Reproduce the records below in their entirety, character for character.
==== Supplied data ====
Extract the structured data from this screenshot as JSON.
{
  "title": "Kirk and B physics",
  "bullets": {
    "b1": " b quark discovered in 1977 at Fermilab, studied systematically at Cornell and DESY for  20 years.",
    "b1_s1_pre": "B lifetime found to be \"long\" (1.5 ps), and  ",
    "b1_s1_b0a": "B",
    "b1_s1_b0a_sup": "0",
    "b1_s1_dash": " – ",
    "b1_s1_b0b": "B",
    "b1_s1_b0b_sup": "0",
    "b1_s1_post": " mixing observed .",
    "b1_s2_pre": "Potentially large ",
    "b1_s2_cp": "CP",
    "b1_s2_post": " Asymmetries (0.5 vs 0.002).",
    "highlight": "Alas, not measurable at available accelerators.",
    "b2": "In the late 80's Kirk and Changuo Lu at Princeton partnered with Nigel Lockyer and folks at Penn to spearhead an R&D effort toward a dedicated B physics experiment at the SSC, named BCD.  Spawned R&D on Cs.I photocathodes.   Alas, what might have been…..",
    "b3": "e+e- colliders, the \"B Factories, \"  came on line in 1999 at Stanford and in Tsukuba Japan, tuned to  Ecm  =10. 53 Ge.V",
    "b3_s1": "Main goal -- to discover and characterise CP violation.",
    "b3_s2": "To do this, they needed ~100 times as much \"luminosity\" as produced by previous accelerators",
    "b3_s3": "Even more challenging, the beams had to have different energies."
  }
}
====
- Answer in full
Extract the structured data from this screenshot as JSON.
{
  "title": "Kirk and B physics",
  "bullets": {
    "b1": " b quark discovered in 1977 at Fermilab, studied systematically at Cornell and DESY for  20 years.",
    "b1_s1_pre": "B lifetime found to be \"long\" (1.5 ps), and  ",
    "b1_s1_b0a": "B",
    "b1_s1_b0a_sup": "0",
    "b1_s1_dash": " – ",
    "b1_s1_b0b": "B",
    "b1_s1_b0b_sup": "0",
    "b1_s1_post": " mixing observed .",
    "b1_s2_pre": "Potentially large ",
    "b1_s2_cp": "CP",
    "b1_s2_post": " Asymmetries (0.5 vs 0.002).",
    "highlight": "Alas, not measurable at available accelerators.",
    "b2": "In the late 80's Kirk and Changuo Lu at Princeton partnered with Nigel Lockyer and folks at Penn to spearhead an R&D effort toward a dedicated B physics experiment at the SSC, named BCD.  Spawned R&D on Cs.I photocathodes.   Alas, what might have been…..",
    "b3": "e+e- colliders, the \"B Factories, \"  came on line in 1999 at Stanford and in Tsukuba Japan, tuned to  Ecm  =10. 53 Ge.V",
    "b3_s1": "Main goal -- to discover and characterise CP violation.",
    "b3_s2": "To do this, they needed ~100 times as much \"luminosity\" as produced by previous accelerators",
    "b3_s3": "Even more challenging, the beams had to have different energies."
  }
}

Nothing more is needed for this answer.